Rows from a figure dataset
-- BEGIN --
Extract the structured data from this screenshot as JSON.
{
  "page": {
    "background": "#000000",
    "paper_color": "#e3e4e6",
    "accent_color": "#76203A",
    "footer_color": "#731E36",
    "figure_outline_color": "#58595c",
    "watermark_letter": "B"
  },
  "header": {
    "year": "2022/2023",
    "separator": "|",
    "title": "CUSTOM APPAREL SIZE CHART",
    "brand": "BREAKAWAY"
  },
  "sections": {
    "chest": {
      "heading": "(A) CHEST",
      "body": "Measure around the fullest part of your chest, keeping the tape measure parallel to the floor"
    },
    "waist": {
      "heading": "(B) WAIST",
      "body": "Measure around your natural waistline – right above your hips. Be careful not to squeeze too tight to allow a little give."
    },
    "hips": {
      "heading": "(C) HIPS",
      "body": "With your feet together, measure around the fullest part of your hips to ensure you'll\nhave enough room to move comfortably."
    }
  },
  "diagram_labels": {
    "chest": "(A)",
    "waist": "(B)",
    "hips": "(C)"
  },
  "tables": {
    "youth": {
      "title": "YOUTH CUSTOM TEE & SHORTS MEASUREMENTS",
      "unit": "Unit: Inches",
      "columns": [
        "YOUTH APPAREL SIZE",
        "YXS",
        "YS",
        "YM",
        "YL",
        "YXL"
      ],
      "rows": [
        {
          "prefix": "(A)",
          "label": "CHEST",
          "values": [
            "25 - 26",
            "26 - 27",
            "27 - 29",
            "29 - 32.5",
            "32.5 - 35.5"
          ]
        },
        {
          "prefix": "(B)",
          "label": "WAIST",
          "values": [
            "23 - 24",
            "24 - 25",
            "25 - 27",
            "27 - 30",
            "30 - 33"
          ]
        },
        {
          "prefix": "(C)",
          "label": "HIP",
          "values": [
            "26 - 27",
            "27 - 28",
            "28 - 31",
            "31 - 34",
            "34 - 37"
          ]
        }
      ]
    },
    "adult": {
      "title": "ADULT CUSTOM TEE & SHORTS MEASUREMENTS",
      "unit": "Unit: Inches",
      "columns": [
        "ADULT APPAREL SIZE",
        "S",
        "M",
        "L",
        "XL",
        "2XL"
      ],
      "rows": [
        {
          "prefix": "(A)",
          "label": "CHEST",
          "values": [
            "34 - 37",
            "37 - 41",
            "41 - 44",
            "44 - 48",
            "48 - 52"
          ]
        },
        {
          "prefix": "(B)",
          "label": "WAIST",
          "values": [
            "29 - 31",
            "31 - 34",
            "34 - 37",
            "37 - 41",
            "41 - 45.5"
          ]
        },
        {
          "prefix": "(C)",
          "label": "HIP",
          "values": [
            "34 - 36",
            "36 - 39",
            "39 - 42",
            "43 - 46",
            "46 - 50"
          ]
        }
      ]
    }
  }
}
-- END --
▸ Request:
Quote the data in full, keeping each word unchanged.

▸ Exercise result:
Extract the structured data from this screenshot as JSON.
{
  "page": {
    "background": "#000000",
    "paper_color": "#e3e4e6",
    "accent_color": "#76203A",
    "footer_color": "#731E36",
    "figure_outline_color": "#58595c",
    "watermark_letter": "B"
  },
  "header": {
    "year": "2022/2023",
    "separator": "|",
    "title": "CUSTOM APPAREL SIZE CHART",
    "brand": "BREAKAWAY"
  },
  "sections": {
    "chest": {
      "heading": "(A) CHEST",
      "body": "Measure around the fullest part of your chest, keeping the tape measure parallel to the floor"
    },
    "waist": {
      "heading": "(B) WAIST",
      "body": "Measure around your natural waistline – right above your hips. Be careful not to squeeze too tight to allow a little give."
    },
    "hips": {
      "heading": "(C) HIPS",
      "body": "With your feet together, measure around the fullest part of your hips to ensure you'll\nhave enough room to move comfortably."
    }
  },
  "diagram_labels": {
    "chest": "(A)",
    "waist": "(B)",
    "hips": "(C)"
  },
  "tables": {
    "youth": {
      "title": "YOUTH CUSTOM TEE & SHORTS MEASUREMENTS",
      "unit": "Unit: Inches",
      "columns": [
        "YOUTH APPAREL SIZE",
        "YXS",
        "YS",
        "YM",
        "YL",
        "YXL"
      ],
      "rows": [
        {
          "prefix": "(A)",
          "label": "CHEST",
          "values": [
            "25 - 26",
            "26 - 27",
            "27 - 29",
            "29 - 32.5",
            "32.5 - 35.5"
          ]
        },
        {
          "prefix": "(B)",
          "label": "WAIST",
          "values": [
            "23 - 24",
            "24 - 25",
            "25 - 27",
            "27 - 30",
            "30 - 33"
          ]
        },
        {
          "prefix": "(C)",
          "label": "HIP",
          "values": [
            "26 - 27",
            "27 - 28",
            "28 - 31",
            "31 - 34",
            "34 - 37"
          ]
        }
      ]
    },
    "adult": {
      "title": "ADULT CUSTOM TEE & SHORTS MEASUREMENTS",
      "unit": "Unit: Inches",
      "columns": [
        "ADULT APPAREL SIZE",
        "S",
        "M",
        "L",
        "XL",
        "2XL"
      ],
      "rows": [
        {
          "prefix": "(A)",
          "label": "CHEST",
          "values": [
            "34 - 37",
            "37 - 41",
            "41 - 44",
            "44 - 48",
            "48 - 52"
          ]
        },
        {
          "prefix": "(B)",
          "label": "WAIST",
          "values": [
            "29 - 31",
            "31 - 34",
            "34 - 37",
            "37 - 41",
            "41 - 45.5"
          ]
        },
        {
          "prefix": "(C)",
          "label": "HIP",
          "values": [
            "34 - 36",
            "36 - 39",
            "39 - 42",
            "43 - 46",
            "46 - 50"
          ]
        }
      ]
    }
  }
}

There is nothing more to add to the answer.